■ **Goal of the exercise**: Replace "bounding boxes" with "enclosing rectangles" everywhere in the rows below and write them out again with nothing else changed. Omit the pictures.

(Records of where elements appear)

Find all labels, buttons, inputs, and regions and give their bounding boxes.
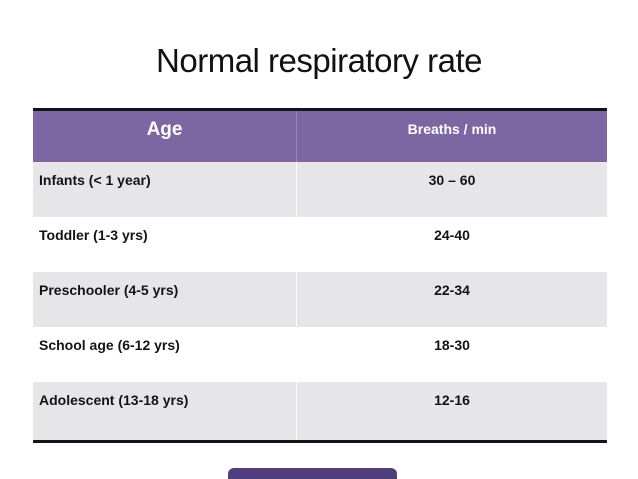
table-row-adolescent: Adolescent (13-18 yrs) 12-16 [33,382,607,440]
rate-cell: 30 – 60 [428,172,476,188]
table-row-toddler: Toddler (1-3 yrs) 24-40 [33,217,607,272]
header-cell-age: Age [33,111,298,162]
age-cell: Toddler (1-3 yrs) [33,217,298,272]
age-cell: Infants (< 1 year) [33,162,298,217]
age-cell: Adolescent (13-18 yrs) [33,382,298,440]
table-row-school-age: School age (6-12 yrs) 18-30 [33,327,607,382]
rate-cell: 12-16 [434,392,470,408]
age-cell: Preschooler (4-5 yrs) [33,272,298,327]
age-cell: School age (6-12 yrs) [33,327,298,382]
rate-cell: 18-30 [434,337,470,353]
respiratory-rate-table: Age Breaths / min Infants (< 1 year) 30 … [33,108,607,443]
header-cell-breaths-per-min: Breaths / min [407,121,497,137]
table-header-row: Age Breaths / min [33,111,607,162]
bottom-accent-bar [228,468,397,479]
slide-title: Normal respiratory rate [156,42,482,79]
rate-cell: 22-34 [434,282,470,298]
table-row-infants: Infants (< 1 year) 30 – 60 [33,162,607,217]
rate-cell: 24-40 [434,227,470,243]
table-row-preschooler: Preschooler (4-5 yrs) 22-34 [33,272,607,327]
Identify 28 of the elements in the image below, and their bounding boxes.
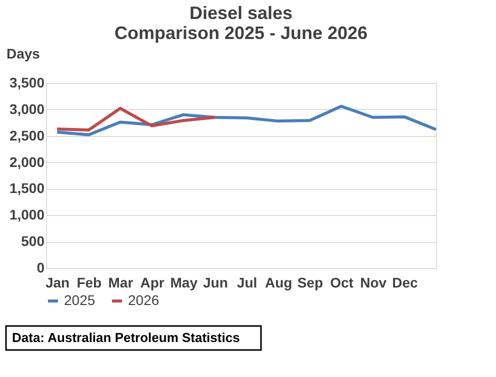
x-tick-label: Jan [45,274,70,290]
x-tick-label: Jul [236,274,258,290]
x-tick-label: Aug [264,274,292,290]
y-tick-label: 1,500 [9,180,45,196]
y-tick-label: 3,000 [9,100,45,117]
line-series [56,104,438,136]
legend-label: 2026 [128,292,160,308]
x-tick-label: Nov [360,274,387,290]
x-tick-label: Dec [392,274,418,290]
text: Data: Australian Petroleum Statistics [12,330,240,345]
text: Diesel sales [189,3,293,23]
x-tick-label: Feb [76,274,102,290]
x-tick-label: Oct [330,274,354,290]
line-series [56,106,216,132]
y-tick-label: 3,500 [9,74,45,90]
y-tick-label: 2,000 [9,154,45,170]
x-tick-label: May [170,274,198,290]
x-tick-label: Mar [108,274,134,290]
legend-label: 2025 [64,292,96,308]
y-tick-label: 1,000 [9,206,45,223]
y-tick-label: 2,500 [9,127,45,144]
y-tick-label: 0 [36,260,45,276]
x-tick-label: Apr [140,274,165,290]
x-tick-label: Sep [297,274,324,290]
y-tick-label: 500 [21,233,45,250]
x-tick-label: Jun [203,274,228,290]
text: Comparison 2025 - June 2026 [114,23,368,43]
y-axis-title: Days [6,46,40,62]
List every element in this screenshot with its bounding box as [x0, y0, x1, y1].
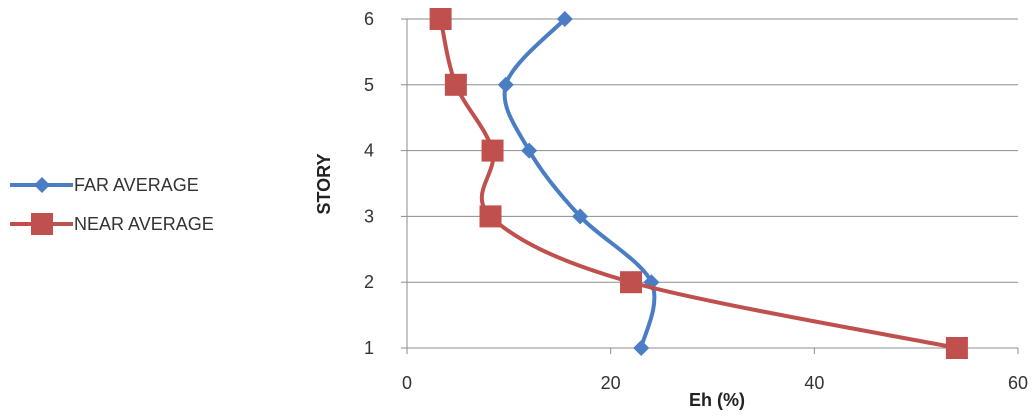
data-point-near-average-4 — [444, 73, 467, 96]
data-point-far-average-5 — [556, 11, 573, 27]
y-axis-title: STORY — [314, 153, 334, 214]
legend-label-near-average: NEAR AVERAGE — [74, 214, 214, 234]
y-tick-labels: 1 2 3 4 5 6 — [364, 9, 407, 358]
series-layer — [429, 8, 968, 359]
x-tick-label-40: 40 — [804, 373, 824, 393]
data-point-near-average-0 — [945, 337, 968, 359]
y-tick-label-5: 5 — [364, 75, 374, 95]
y-tick-label-4: 4 — [364, 141, 374, 161]
legend-label-far-average: FAR AVERAGE — [74, 175, 199, 195]
legend-item-near-average: NEAR AVERAGE — [10, 213, 214, 235]
series-far-average — [497, 11, 660, 356]
data-point-far-average-4 — [497, 76, 514, 93]
legend: FAR AVERAGE NEAR AVERAGE — [10, 175, 214, 235]
gridlines — [407, 18, 1018, 349]
series-near-average — [429, 8, 968, 359]
x-tick-label-60: 60 — [1008, 373, 1028, 393]
y-tick-label-1: 1 — [364, 338, 374, 358]
legend-marker-far-average — [34, 177, 50, 193]
legend-item-far-average: FAR AVERAGE — [10, 175, 199, 195]
data-point-far-average-0 — [633, 340, 650, 356]
y-tick-label-2: 2 — [364, 272, 374, 292]
axes — [406, 19, 1018, 349]
x-tick-labels: 0 20 40 60 — [402, 348, 1028, 393]
data-point-near-average-3 — [481, 139, 504, 162]
data-point-near-average-5 — [429, 8, 452, 30]
data-point-far-average-3 — [521, 142, 538, 159]
y-tick-label-6: 6 — [364, 9, 374, 29]
data-point-near-average-1 — [620, 271, 643, 294]
data-point-far-average-2 — [572, 208, 589, 225]
x-axis-title: Eh (%) — [689, 390, 745, 410]
y-tick-label-3: 3 — [364, 206, 374, 226]
series-line-far-average — [502, 17, 657, 349]
x-tick-label-0: 0 — [402, 373, 412, 393]
legend-marker-near-average — [31, 213, 53, 235]
data-point-near-average-2 — [479, 205, 502, 228]
x-tick-label-20: 20 — [601, 373, 621, 393]
series-line-near-average — [438, 18, 958, 350]
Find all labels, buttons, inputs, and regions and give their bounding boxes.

■ **Correct response**:
Find all labels, buttons, inputs, and regions and give their enclosing rectangles.
table-row-adolescent: Adolescent (13-18 yrs) 12-16 [33,382,607,440]
rate-cell: 30 – 60 [428,172,476,188]
table-row-toddler: Toddler (1-3 yrs) 24-40 [33,217,607,272]
header-cell-age: Age [33,111,298,162]
age-cell: Toddler (1-3 yrs) [33,217,298,272]
age-cell: Infants (< 1 year) [33,162,298,217]
age-cell: Adolescent (13-18 yrs) [33,382,298,440]
table-row-school-age: School age (6-12 yrs) 18-30 [33,327,607,382]
rate-cell: 12-16 [434,392,470,408]
age-cell: Preschooler (4-5 yrs) [33,272,298,327]
age-cell: School age (6-12 yrs) [33,327,298,382]
rate-cell: 18-30 [434,337,470,353]
respiratory-rate-table: Age Breaths / min Infants (< 1 year) 30 … [33,108,607,443]
header-cell-breaths-per-min: Breaths / min [407,121,497,137]
table-header-row: Age Breaths / min [33,111,607,162]
bottom-accent-bar [228,468,397,479]
slide-title: Normal respiratory rate [156,42,482,79]
rate-cell: 22-34 [434,282,470,298]
table-row-infants: Infants (< 1 year) 30 – 60 [33,162,607,217]
rate-cell: 24-40 [434,227,470,243]
table-row-preschooler: Preschooler (4-5 yrs) 22-34 [33,272,607,327]
Identify 28 of the elements in the image below, and their enclosing rectangles.
x-tick-label: Jan [45,274,70,290]
x-tick-label: Jul [236,274,258,290]
x-tick-label: Aug [264,274,292,290]
y-tick-label: 1,500 [9,180,45,196]
y-tick-label: 3,000 [9,100,45,117]
line-series [56,104,438,136]
legend-label: 2026 [128,292,160,308]
x-tick-label: Nov [360,274,387,290]
x-tick-label: Dec [392,274,418,290]
text: Data: Australian Petroleum Statistics [12,330,240,345]
text: Diesel sales [189,3,293,23]
x-tick-label: Feb [76,274,102,290]
x-tick-label: Oct [330,274,354,290]
line-series [56,106,216,132]
y-tick-label: 3,500 [9,74,45,90]
y-tick-label: 2,000 [9,154,45,170]
x-tick-label: May [170,274,198,290]
x-tick-label: Mar [108,274,134,290]
legend-label: 2025 [64,292,96,308]
y-tick-label: 1,000 [9,206,45,223]
y-tick-label: 2,500 [9,127,45,144]
y-tick-label: 0 [36,260,45,276]
x-tick-label: Apr [140,274,165,290]
x-tick-label: Sep [297,274,324,290]
y-tick-label: 500 [21,233,45,250]
x-tick-label: Jun [203,274,228,290]
text: Comparison 2025 - June 2026 [114,23,368,43]
y-axis-title: Days [6,46,40,62]
List every element in this screenshot with its bounding box as [x0, y0, x1, y1].
data-point-near-average-4 — [444, 73, 467, 96]
data-point-far-average-5 — [556, 11, 573, 27]
y-axis-title: STORY — [314, 153, 334, 214]
legend-label-near-average: NEAR AVERAGE — [74, 214, 214, 234]
y-tick-labels: 1 2 3 4 5 6 — [364, 9, 407, 358]
series-layer — [429, 8, 968, 359]
x-tick-label-40: 40 — [804, 373, 824, 393]
data-point-near-average-0 — [945, 337, 968, 359]
y-tick-label-5: 5 — [364, 75, 374, 95]
y-tick-label-4: 4 — [364, 141, 374, 161]
legend-label-far-average: FAR AVERAGE — [74, 175, 199, 195]
legend-item-near-average: NEAR AVERAGE — [10, 213, 214, 235]
series-far-average — [497, 11, 660, 356]
data-point-far-average-4 — [497, 76, 514, 93]
legend: FAR AVERAGE NEAR AVERAGE — [10, 175, 214, 235]
gridlines — [407, 18, 1018, 349]
series-near-average — [429, 8, 968, 359]
x-tick-label-60: 60 — [1008, 373, 1028, 393]
y-tick-label-1: 1 — [364, 338, 374, 358]
legend-marker-far-average — [34, 177, 50, 193]
legend-item-far-average: FAR AVERAGE — [10, 175, 199, 195]
data-point-far-average-0 — [633, 340, 650, 356]
y-tick-label-2: 2 — [364, 272, 374, 292]
axes — [406, 19, 1018, 349]
x-tick-labels: 0 20 40 60 — [402, 348, 1028, 393]
data-point-near-average-3 — [481, 139, 504, 162]
data-point-near-average-5 — [429, 8, 452, 30]
data-point-far-average-3 — [521, 142, 538, 159]
y-tick-label-6: 6 — [364, 9, 374, 29]
data-point-near-average-1 — [620, 271, 643, 294]
data-point-far-average-2 — [572, 208, 589, 225]
x-axis-title: Eh (%) — [689, 390, 745, 410]
y-tick-label-3: 3 — [364, 206, 374, 226]
series-line-far-average — [502, 17, 657, 349]
x-tick-label-0: 0 — [402, 373, 412, 393]
legend-marker-near-average — [31, 213, 53, 235]
data-point-near-average-2 — [479, 205, 502, 228]
x-tick-label-20: 20 — [601, 373, 621, 393]
series-line-near-average — [438, 18, 958, 350]
Find all labels, buttons, inputs, and regions and give their enclosing rectangles.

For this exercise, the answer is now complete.